━━━━━ Information given

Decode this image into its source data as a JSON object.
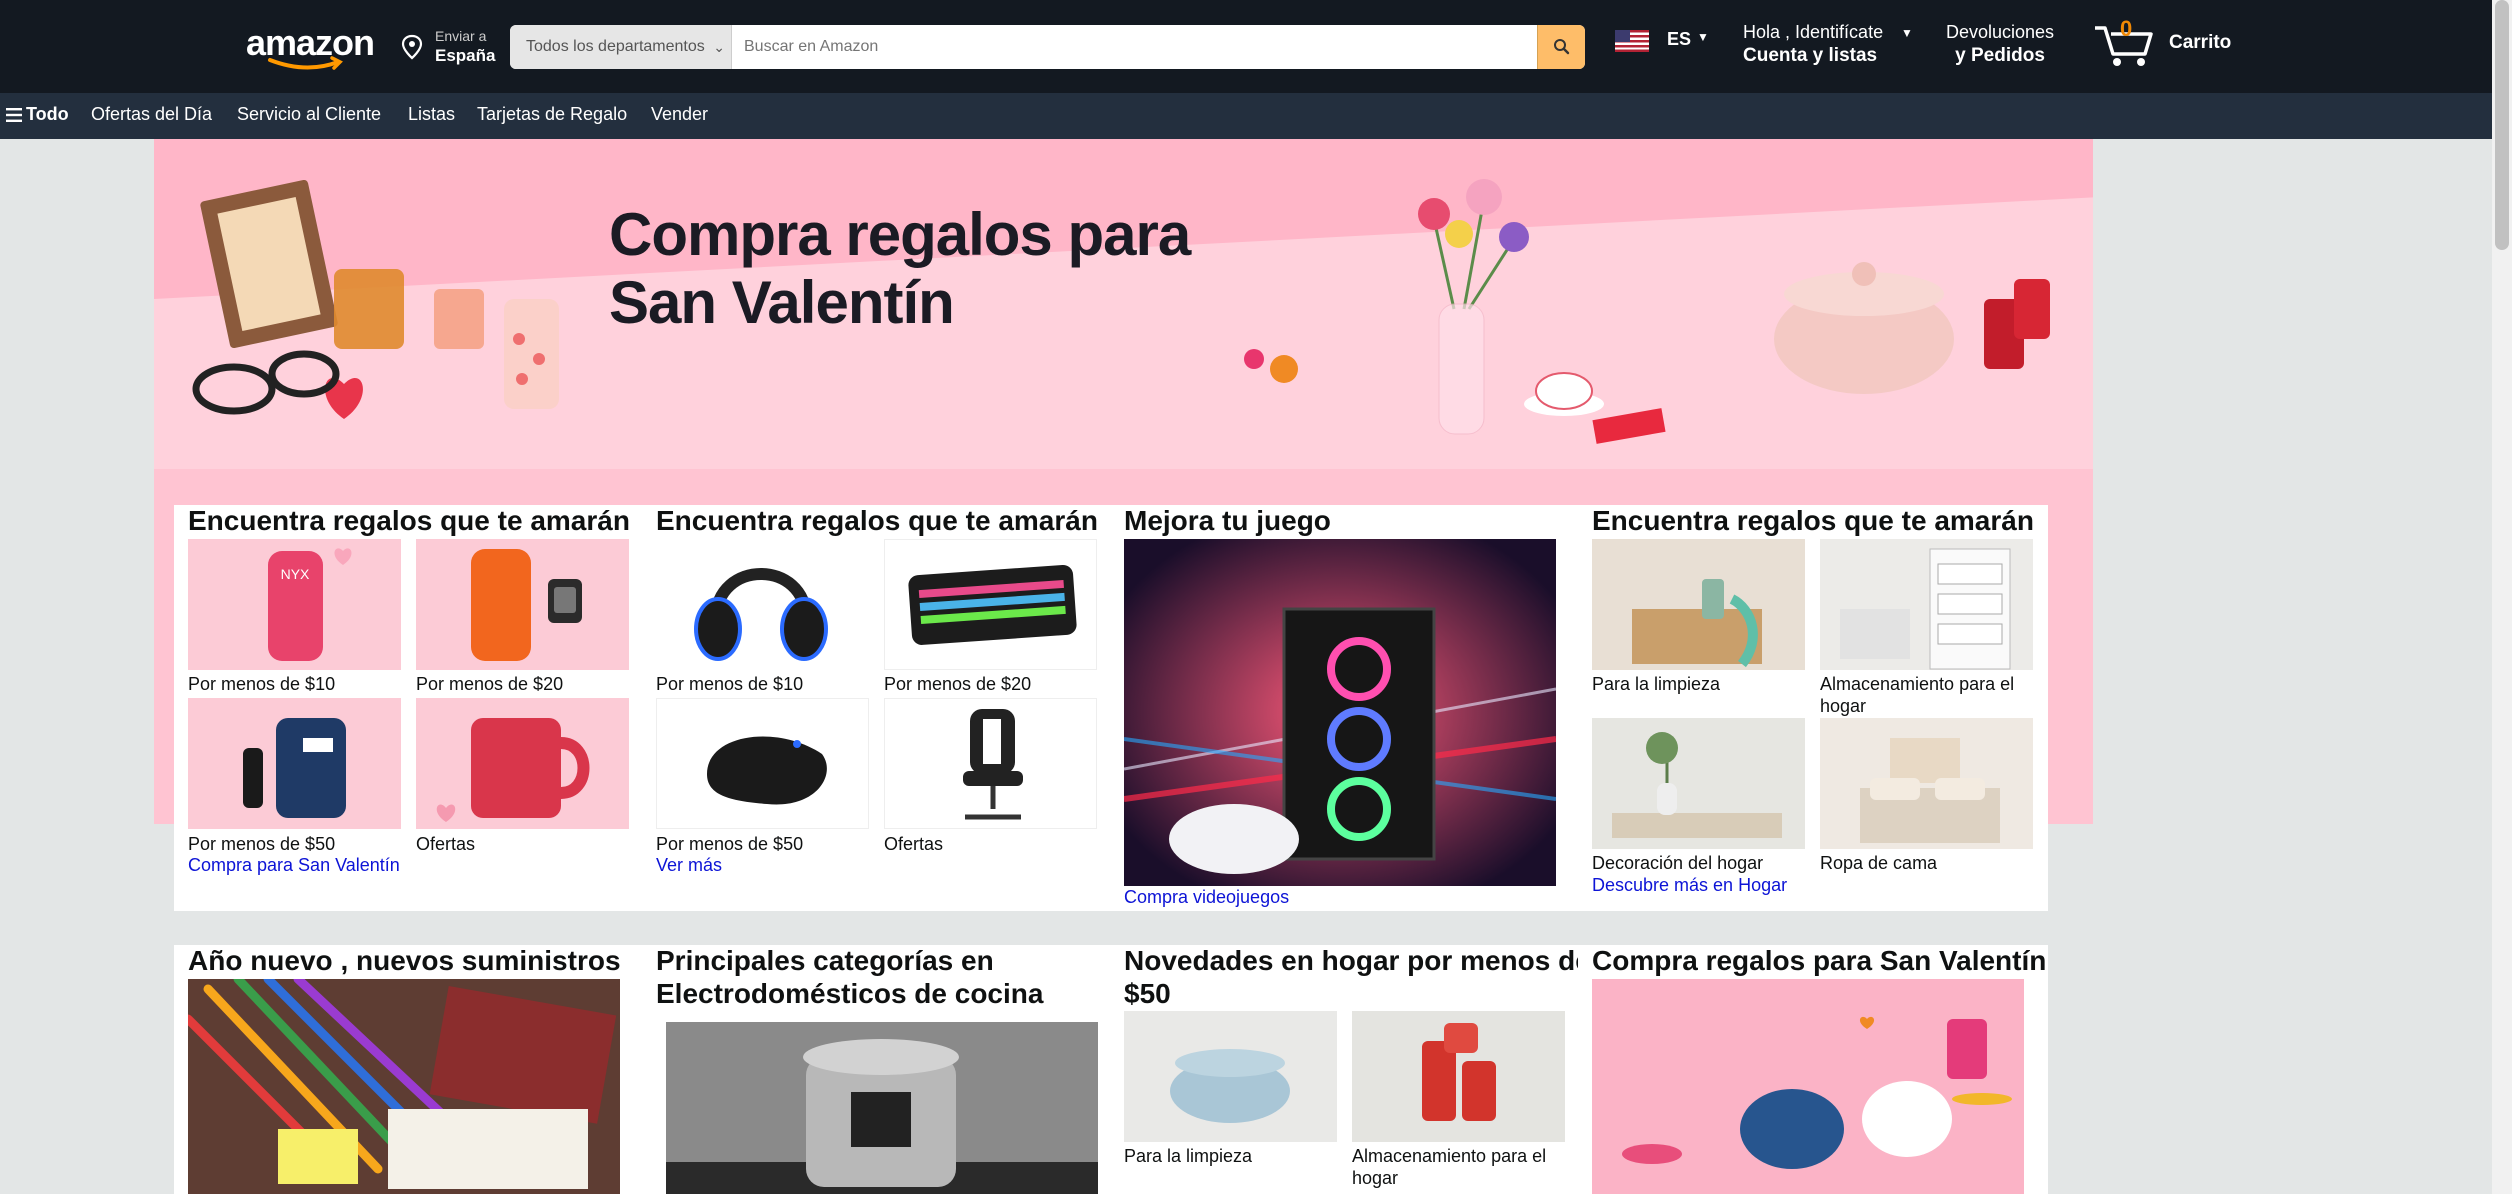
{
  "header": {
    "logo": "amazon",
    "deliver_label": "Enviar a",
    "deliver_location": "España",
    "dept_selected": "Todos los departamentos",
    "search_placeholder": "Buscar en Amazon",
    "lang_code": "ES",
    "account_line1": "Hola , Identifícate",
    "account_line2": "Cuenta y listas",
    "orders_line1": "Devoluciones",
    "orders_line2": "y Pedidos",
    "cart_count": "0",
    "cart_label": "Carrito",
    "icons": [
      "location-pin-icon",
      "search-icon",
      "us-flag-icon",
      "cart-icon",
      "hamburger-icon"
    ]
  },
  "subnav": {
    "all": "Todo",
    "items": [
      "Ofertas del Día",
      "Servicio al Cliente",
      "Listas",
      "Tarjetas de Regalo",
      "Vender"
    ]
  },
  "hero": {
    "title_line1": "Compra regalos para",
    "title_line2": "San Valentín"
  },
  "cards": [
    {
      "title": "Encuentra regalos que te amarán",
      "tiles": [
        "Por menos de $10",
        "Por menos de $20",
        "Por menos de $50",
        "Ofertas"
      ],
      "link": "Compra para San Valentín"
    },
    {
      "title": "Encuentra regalos que te amarán",
      "tiles": [
        "Por menos de $10",
        "Por menos de $20",
        "Por menos de $50",
        "Ofertas"
      ],
      "link": "Ver más"
    },
    {
      "title": "Mejora tu juego",
      "link": "Compra videojuegos"
    },
    {
      "title": "Encuentra regalos que te amarán",
      "tiles": [
        "Para la limpieza",
        "Almacenamiento para el hogar",
        "Decoración del hogar",
        "Ropa de cama"
      ],
      "link": "Descubre más en Hogar"
    },
    {
      "title": "Año nuevo , nuevos suministros"
    },
    {
      "title_line1": "Principales categorías en",
      "title_line2": "Electrodomésticos de cocina"
    },
    {
      "title_line1": "Novedades en hogar por menos de",
      "title_line2": "$50",
      "tiles": [
        "Para la limpieza",
        "Almacenamiento para el hogar"
      ]
    },
    {
      "title": "Compra regalos para San Valentín"
    }
  ],
  "colors": {
    "nav_bg": "#131921",
    "subnav_bg": "#232f3e",
    "search_btn": "#febd69",
    "link": "#0d14d6",
    "hero_pink": "#ffb6c8",
    "page_bg": "#e3e6e6"
  }
}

━━━━━━━━━━

▶ **Directions for this task**:
Which lines in the listing above hold the word "Valentín"? Show each of them.

▶ **Response to the exercise**:
    "title_line2": "San Valentín"
      "link": "Compra para San Valentín"
      "title": "Compra regalos para San Valentín"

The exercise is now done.